— start of RECORD EXTRACTS —

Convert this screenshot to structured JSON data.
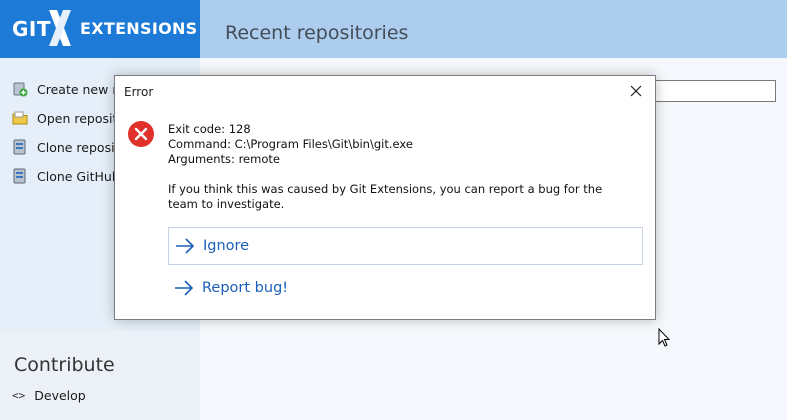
{
  "brand": {
    "git": "GIT",
    "extensions": "EXTENSIONS"
  },
  "sidebar": {
    "items": [
      {
        "label": "Create new rep",
        "icon": "create-repo-icon"
      },
      {
        "label": "Open repositor",
        "icon": "open-folder-icon"
      },
      {
        "label": "Clone reposito",
        "icon": "clone-repo-icon"
      },
      {
        "label": "Clone GitHub r",
        "icon": "clone-github-icon"
      }
    ],
    "contribute_heading": "Contribute",
    "develop_icon": "<>",
    "develop_label": "Develop"
  },
  "header": {
    "title": "Recent repositories"
  },
  "dialog": {
    "title": "Error",
    "exit_code": "Exit code: 128",
    "command": "Command: C:\\Program Files\\Git\\bin\\git.exe",
    "arguments": "Arguments: remote",
    "message": "If you think this was caused by Git Extensions, you can report a bug for the team to investigate.",
    "ignore_label": "Ignore",
    "report_label": "Report bug!"
  },
  "colors": {
    "brand_blue": "#1d7ad6",
    "header_blue": "#adcdee",
    "link_blue": "#1c5fb8",
    "error_red": "#e0312a"
  }
}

— end of RECORD EXTRACTS —

Quote the data above in full and without alteration; skip the pictures.

→ FINAL ANSWER:
Convert this screenshot to structured JSON data.
{
  "brand": {
    "git": "GIT",
    "extensions": "EXTENSIONS"
  },
  "sidebar": {
    "items": [
      {
        "label": "Create new rep",
        "icon": "create-repo-icon"
      },
      {
        "label": "Open repositor",
        "icon": "open-folder-icon"
      },
      {
        "label": "Clone reposito",
        "icon": "clone-repo-icon"
      },
      {
        "label": "Clone GitHub r",
        "icon": "clone-github-icon"
      }
    ],
    "contribute_heading": "Contribute",
    "develop_icon": "<>",
    "develop_label": "Develop"
  },
  "header": {
    "title": "Recent repositories"
  },
  "dialog": {
    "title": "Error",
    "exit_code": "Exit code: 128",
    "command": "Command: C:\\Program Files\\Git\\bin\\git.exe",
    "arguments": "Arguments: remote",
    "message": "If you think this was caused by Git Extensions, you can report a bug for the team to investigate.",
    "ignore_label": "Ignore",
    "report_label": "Report bug!"
  },
  "colors": {
    "brand_blue": "#1d7ad6",
    "header_blue": "#adcdee",
    "link_blue": "#1c5fb8",
    "error_red": "#e0312a"
  }
}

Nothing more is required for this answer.